Task instructions: Images embedded in the records are excluded; print everything else exactly as given.

Given information:
☆ ☆ ☆ ☆ ☆ ☆ ☆

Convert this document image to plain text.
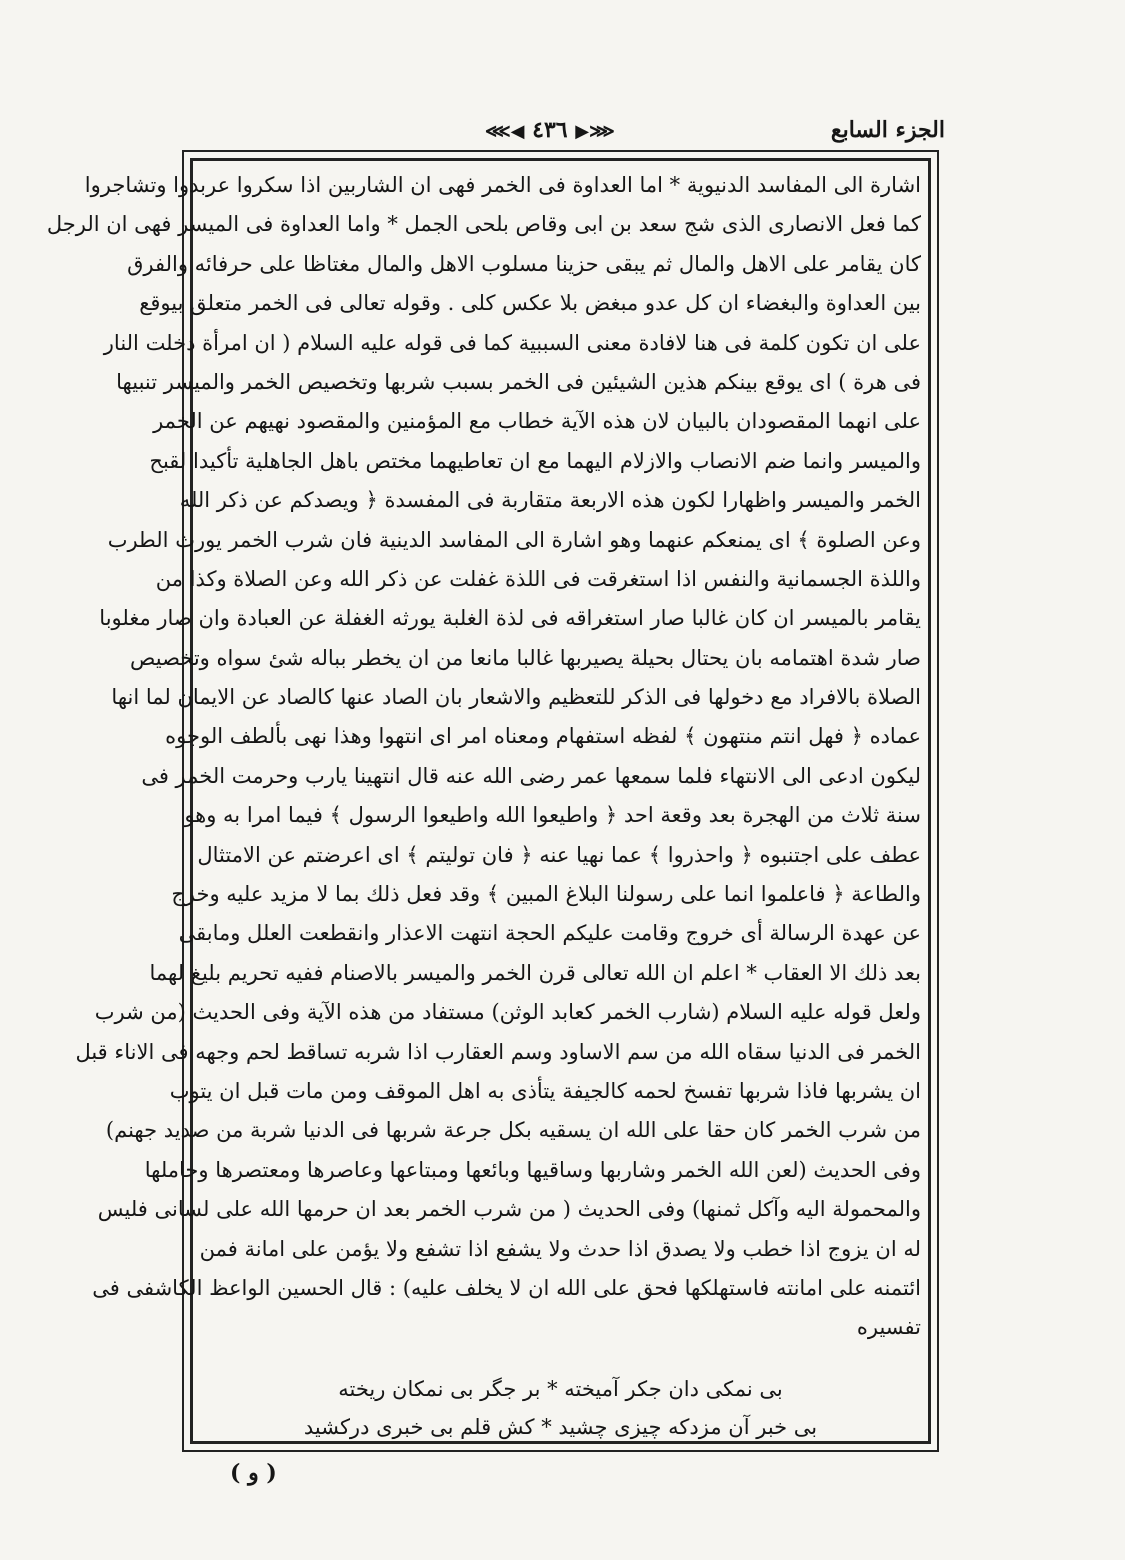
الجزء السابع
⋘▶ ٤٣٦ ◀⋙
اشارة الى المفاسد الدنيوية * اما العداوة فى الخمر فهى ان الشاربين اذا سكروا عربدوا وتشاجروا
كما فعل الانصارى الذى شج سعد بن ابى وقاص بلحى الجمل * واما العداوة فى الميسر فهى ان الرجل
كان يقامر على الاهل والمال ثم يبقى حزينا مسلوب الاهل والمال مغتاظا على حرفائه والفرق
بين العداوة والبغضاء ان كل عدو مبغض بلا عكس كلى . وقوله تعالى فى الخمر متعلق بيوقع
على ان تكون كلمة فى هنا لافادة معنى السببية كما فى قوله عليه السلام ( ان امرأة دخلت النار
فى هرة ) اى يوقع بينكم هذين الشيئين فى الخمر بسبب شربها وتخصيص الخمر والميسر تنبيها
على انهما المقصودان بالبيان لان هذه الآية خطاب مع المؤمنين والمقصود نهيهم عن الخمر
والميسر وانما ضم الانصاب والازلام اليهما مع ان تعاطيهما مختص باهل الجاهلية تأكيدا لقبح
الخمر والميسر واظهارا لكون هذه الاربعة متقاربة فى المفسدة ﴿ ويصدكم عن ذكر الله
وعن الصلوة ﴾ اى يمنعكم عنهما وهو اشارة الى المفاسد الدينية فان شرب الخمر يورث الطرب
واللذة الجسمانية والنفس اذا استغرقت فى اللذة غفلت عن ذكر الله وعن الصلاة وكذا من
يقامر بالميسر ان كان غالبا صار استغراقه فى لذة الغلبة يورثه الغفلة عن العبادة وان صار مغلوبا
صار شدة اهتمامه بان يحتال بحيلة يصيربها غالبا مانعا من ان يخطر بباله شئ سواه وتخصيص
الصلاة بالافراد مع دخولها فى الذكر للتعظيم والاشعار بان الصاد عنها كالصاد عن الايمان لما انها
عماده ﴿ فهل انتم منتهون ﴾ لفظه استفهام ومعناه امر اى انتهوا وهذا نهى بألطف الوجوه
ليكون ادعى الى الانتهاء فلما سمعها عمر رضى الله عنه قال انتهينا يارب وحرمت الخمر فى
سنة ثلاث من الهجرة بعد وقعة احد ﴿ واطيعوا الله واطيعوا الرسول ﴾ فيما امرا به وهو
عطف على اجتنبوه ﴿ واحذروا ﴾ عما نهيا عنه ﴿ فان توليتم ﴾ اى اعرضتم عن الامتثال
والطاعة ﴿ فاعلموا انما على رسولنا البلاغ المبين ﴾ وقد فعل ذلك بما لا مزيد عليه وخرج
عن عهدة الرسالة أى خروج وقامت عليكم الحجة انتهت الاعذار وانقطعت العلل ومابقى
بعد ذلك الا العقاب * اعلم ان الله تعالى قرن الخمر والميسر بالاصنام ففيه تحريم بليغ لهما
ولعل قوله عليه السلام (شارب الخمر كعابد الوثن) مستفاد من هذه الآية وفى الحديث (من شرب
الخمر فى الدنيا سقاه الله من سم الاساود وسم العقارب اذا شربه تساقط لحم وجهه فى الاناء قبل
ان يشربها فاذا شربها تفسخ لحمه كالجيفة يتأذى به اهل الموقف ومن مات قبل ان يتوب
من شرب الخمر كان حقا على الله ان يسقيه بكل جرعة شربها فى الدنيا شربة من صديد جهنم)
وفى الحديث (لعن الله الخمر وشاربها وساقيها وبائعها ومبتاعها وعاصرها ومعتصرها وحاملها
والمحمولة اليه وآكل ثمنها) وفى الحديث ( من شرب الخمر بعد ان حرمها الله على لسانى فليس
له ان يزوج اذا خطب ولا يصدق اذا حدث ولا يشفع اذا تشفع ولا يؤمن على امانة فمن
ائتمنه على امانته فاستهلكها فحق على الله ان لا يخلف عليه) : قال الحسين الواعظ الكاشفى فى
تفسيره
بى نمكى دان جكر آميخته * بر جگر بى نمكان ريخته
بى خبر آن مزدكه چيزى چشيد * كش قلم بى خبرى دركشيد
( و )
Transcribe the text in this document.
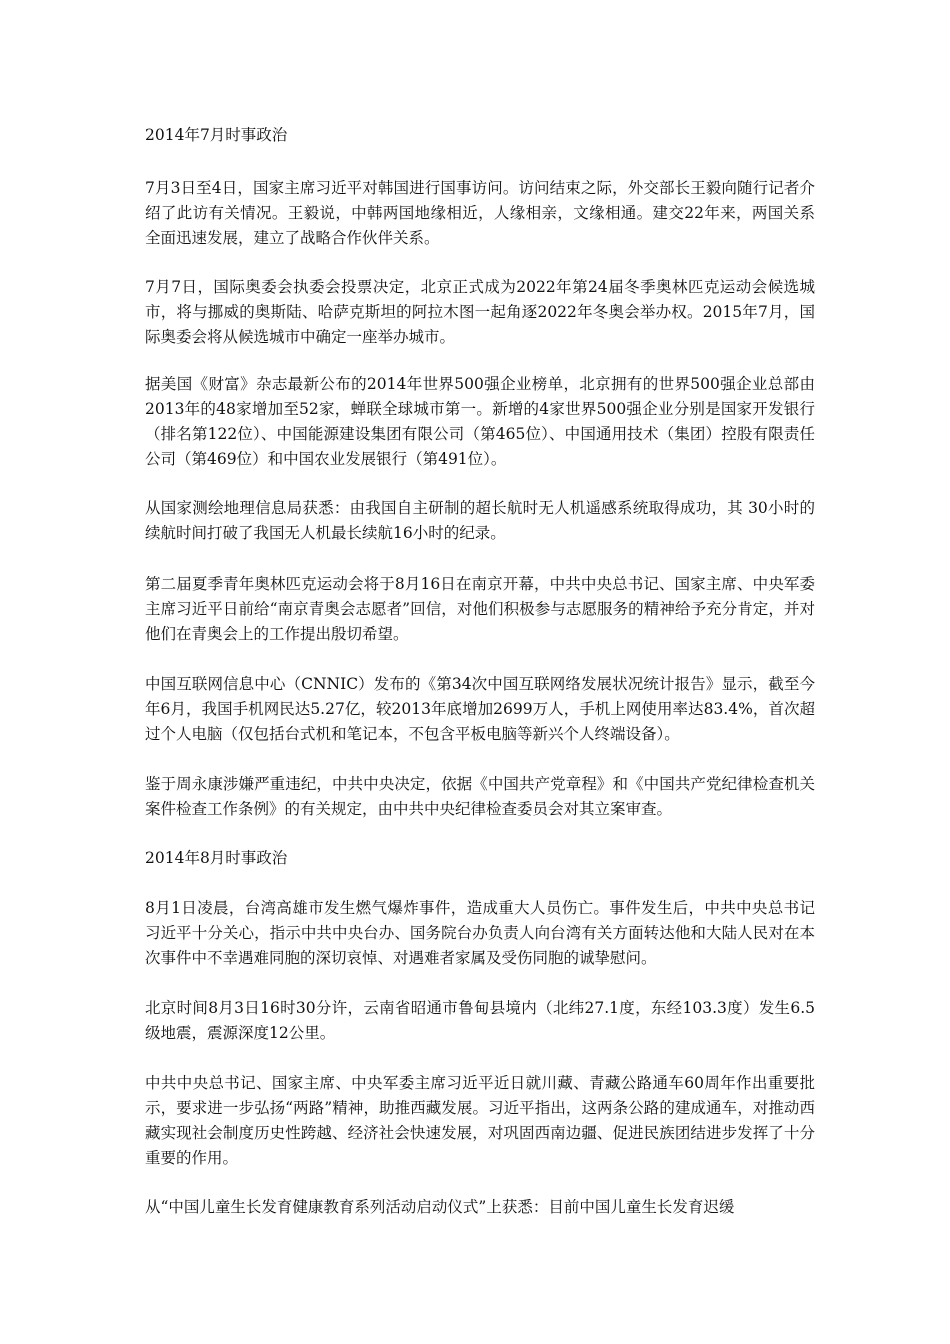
2014年7月时事政治

7月3日至4日，国家主席习近平对韩国进行国事访问。访问结束之际，外交部长王毅向随行记者介绍了此访有关情况。王毅说，中韩两国地缘相近，人缘相亲，文缘相通。建交22年来，两国关系全面迅速发展，建立了战略合作伙伴关系。

7月7日，国际奥委会执委会投票决定，北京正式成为2022年第24届冬季奥林匹克运动会候选城市，将与挪威的奥斯陆、哈萨克斯坦的阿拉木图一起角逐2022年冬奥会举办权。2015年7月，国际奥委会将从候选城市中确定一座举办城市。

据美国《财富》杂志最新公布的2014年世界500强企业榜单，北京拥有的世界500强企业总部由2013年的48家增加至52家，蝉联全球城市第一。新增的4家世界500强企业分别是国家开发银行（排名第122位）、中国能源建设集团有限公司（第465位）、中国通用技术（集团）控股有限责任公司（第469位）和中国农业发展银行（第491位）。

从国家测绘地理信息局获悉：由我国自主研制的超长航时无人机遥感系统取得成功，其 30小时的续航时间打破了我国无人机最长续航16小时的纪录。

第二届夏季青年奥林匹克运动会将于8月16日在南京开幕，中共中央总书记、国家主席、中央军委主席习近平日前给“南京青奥会志愿者”回信，对他们积极参与志愿服务的精神给予充分肯定，并对他们在青奥会上的工作提出殷切希望。

中国互联网信息中心（CNNIC）发布的《第34次中国互联网络发展状况统计报告》显示，截至今年6月，我国手机网民达5.27亿，较2013年底增加2699万人，手机上网使用率达83.4%，首次超过个人电脑（仅包括台式机和笔记本，不包含平板电脑等新兴个人终端设备）。

鉴于周永康涉嫌严重违纪，中共中央决定，依据《中国共产党章程》和《中国共产党纪律检查机关案件检查工作条例》的有关规定，由中共中央纪律检查委员会对其立案审查。

2014年8月时事政治

8月1日凌晨，台湾高雄市发生燃气爆炸事件，造成重大人员伤亡。事件发生后，中共中央总书记习近平十分关心，指示中共中央台办、国务院台办负责人向台湾有关方面转达他和大陆人民对在本次事件中不幸遇难同胞的深切哀悼、对遇难者家属及受伤同胞的诚挚慰问。

北京时间8月3日16时30分许，云南省昭通市鲁甸县境内（北纬27.1度，东经103.3度）发生6.5级地震，震源深度12公里。

中共中央总书记、国家主席、中央军委主席习近平近日就川藏、青藏公路通车60周年作出重要批示，要求进一步弘扬“两路”精神，助推西藏发展。习近平指出，这两条公路的建成通车，对推动西藏实现社会制度历史性跨越、经济社会快速发展，对巩固西南边疆、促进民族团结进步发挥了十分重要的作用。

从“中国儿童生长发育健康教育系列活动启动仪式”上获悉：目前中国儿童生长发育迟缓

☆ ☆ ☆ ☆ ☆ ☆ ☆

Exercise answer:
Convert this document image to plain text.
الجزء السابع
⋘▶ ٤٣٦ ◀⋙
اشارة الى المفاسد الدنيوية * اما العداوة فى الخمر فهى ان الشاربين اذا سكروا عربدوا وتشاجروا
كما فعل الانصارى الذى شج سعد بن ابى وقاص بلحى الجمل * واما العداوة فى الميسر فهى ان الرجل
كان يقامر على الاهل والمال ثم يبقى حزينا مسلوب الاهل والمال مغتاظا على حرفائه والفرق
بين العداوة والبغضاء ان كل عدو مبغض بلا عكس كلى . وقوله تعالى فى الخمر متعلق بيوقع
على ان تكون كلمة فى هنا لافادة معنى السببية كما فى قوله عليه السلام ( ان امرأة دخلت النار
فى هرة ) اى يوقع بينكم هذين الشيئين فى الخمر بسبب شربها وتخصيص الخمر والميسر تنبيها
على انهما المقصودان بالبيان لان هذه الآية خطاب مع المؤمنين والمقصود نهيهم عن الخمر
والميسر وانما ضم الانصاب والازلام اليهما مع ان تعاطيهما مختص باهل الجاهلية تأكيدا لقبح
الخمر والميسر واظهارا لكون هذه الاربعة متقاربة فى المفسدة ﴿ ويصدكم عن ذكر الله
وعن الصلوة ﴾ اى يمنعكم عنهما وهو اشارة الى المفاسد الدينية فان شرب الخمر يورث الطرب
واللذة الجسمانية والنفس اذا استغرقت فى اللذة غفلت عن ذكر الله وعن الصلاة وكذا من
يقامر بالميسر ان كان غالبا صار استغراقه فى لذة الغلبة يورثه الغفلة عن العبادة وان صار مغلوبا
صار شدة اهتمامه بان يحتال بحيلة يصيربها غالبا مانعا من ان يخطر بباله شئ سواه وتخصيص
الصلاة بالافراد مع دخولها فى الذكر للتعظيم والاشعار بان الصاد عنها كالصاد عن الايمان لما انها
عماده ﴿ فهل انتم منتهون ﴾ لفظه استفهام ومعناه امر اى انتهوا وهذا نهى بألطف الوجوه
ليكون ادعى الى الانتهاء فلما سمعها عمر رضى الله عنه قال انتهينا يارب وحرمت الخمر فى
سنة ثلاث من الهجرة بعد وقعة احد ﴿ واطيعوا الله واطيعوا الرسول ﴾ فيما امرا به وهو
عطف على اجتنبوه ﴿ واحذروا ﴾ عما نهيا عنه ﴿ فان توليتم ﴾ اى اعرضتم عن الامتثال
والطاعة ﴿ فاعلموا انما على رسولنا البلاغ المبين ﴾ وقد فعل ذلك بما لا مزيد عليه وخرج
عن عهدة الرسالة أى خروج وقامت عليكم الحجة انتهت الاعذار وانقطعت العلل ومابقى
بعد ذلك الا العقاب * اعلم ان الله تعالى قرن الخمر والميسر بالاصنام ففيه تحريم بليغ لهما
ولعل قوله عليه السلام (شارب الخمر كعابد الوثن) مستفاد من هذه الآية وفى الحديث (من شرب
الخمر فى الدنيا سقاه الله من سم الاساود وسم العقارب اذا شربه تساقط لحم وجهه فى الاناء قبل
ان يشربها فاذا شربها تفسخ لحمه كالجيفة يتأذى به اهل الموقف ومن مات قبل ان يتوب
من شرب الخمر كان حقا على الله ان يسقيه بكل جرعة شربها فى الدنيا شربة من صديد جهنم)
وفى الحديث (لعن الله الخمر وشاربها وساقيها وبائعها ومبتاعها وعاصرها ومعتصرها وحاملها
والمحمولة اليه وآكل ثمنها) وفى الحديث ( من شرب الخمر بعد ان حرمها الله على لسانى فليس
له ان يزوج اذا خطب ولا يصدق اذا حدث ولا يشفع اذا تشفع ولا يؤمن على امانة فمن
ائتمنه على امانته فاستهلكها فحق على الله ان لا يخلف عليه) : قال الحسين الواعظ الكاشفى فى
تفسيره
بى نمكى دان جكر آميخته * بر جگر بى نمكان ريخته
بى خبر آن مزدكه چيزى چشيد * كش قلم بى خبرى دركشيد
( و )
Transcribe the text in this document.
2014年7月时事政治

7月3日至4日，国家主席习近平对韩国进行国事访问。访问结束之际，外交部长王毅向随行记者介绍了此访有关情况。王毅说，中韩两国地缘相近，人缘相亲，文缘相通。建交22年来，两国关系全面迅速发展，建立了战略合作伙伴关系。

7月7日，国际奥委会执委会投票决定，北京正式成为2022年第24届冬季奥林匹克运动会候选城市，将与挪威的奥斯陆、哈萨克斯坦的阿拉木图一起角逐2022年冬奥会举办权。2015年7月，国际奥委会将从候选城市中确定一座举办城市。

据美国《财富》杂志最新公布的2014年世界500强企业榜单，北京拥有的世界500强企业总部由2013年的48家增加至52家，蝉联全球城市第一。新增的4家世界500强企业分别是国家开发银行（排名第122位）、中国能源建设集团有限公司（第465位）、中国通用技术（集团）控股有限责任公司（第469位）和中国农业发展银行（第491位）。

从国家测绘地理信息局获悉：由我国自主研制的超长航时无人机遥感系统取得成功，其 30小时的续航时间打破了我国无人机最长续航16小时的纪录。

第二届夏季青年奥林匹克运动会将于8月16日在南京开幕，中共中央总书记、国家主席、中央军委主席习近平日前给“南京青奥会志愿者”回信，对他们积极参与志愿服务的精神给予充分肯定，并对他们在青奥会上的工作提出殷切希望。

中国互联网信息中心（CNNIC）发布的《第34次中国互联网络发展状况统计报告》显示，截至今年6月，我国手机网民达5.27亿，较2013年底增加2699万人，手机上网使用率达83.4%，首次超过个人电脑（仅包括台式机和笔记本，不包含平板电脑等新兴个人终端设备）。

鉴于周永康涉嫌严重违纪，中共中央决定，依据《中国共产党章程》和《中国共产党纪律检查机关案件检查工作条例》的有关规定，由中共中央纪律检查委员会对其立案审查。

2014年8月时事政治

8月1日凌晨，台湾高雄市发生燃气爆炸事件，造成重大人员伤亡。事件发生后，中共中央总书记习近平十分关心，指示中共中央台办、国务院台办负责人向台湾有关方面转达他和大陆人民对在本次事件中不幸遇难同胞的深切哀悼、对遇难者家属及受伤同胞的诚挚慰问。

北京时间8月3日16时30分许，云南省昭通市鲁甸县境内（北纬27.1度，东经103.3度）发生6.5级地震，震源深度12公里。

中共中央总书记、国家主席、中央军委主席习近平近日就川藏、青藏公路通车60周年作出重要批示，要求进一步弘扬“两路”精神，助推西藏发展。习近平指出，这两条公路的建成通车，对推动西藏实现社会制度历史性跨越、经济社会快速发展，对巩固西南边疆、促进民族团结进步发挥了十分重要的作用。

从“中国儿童生长发育健康教育系列活动启动仪式”上获悉：目前中国儿童生长发育迟缓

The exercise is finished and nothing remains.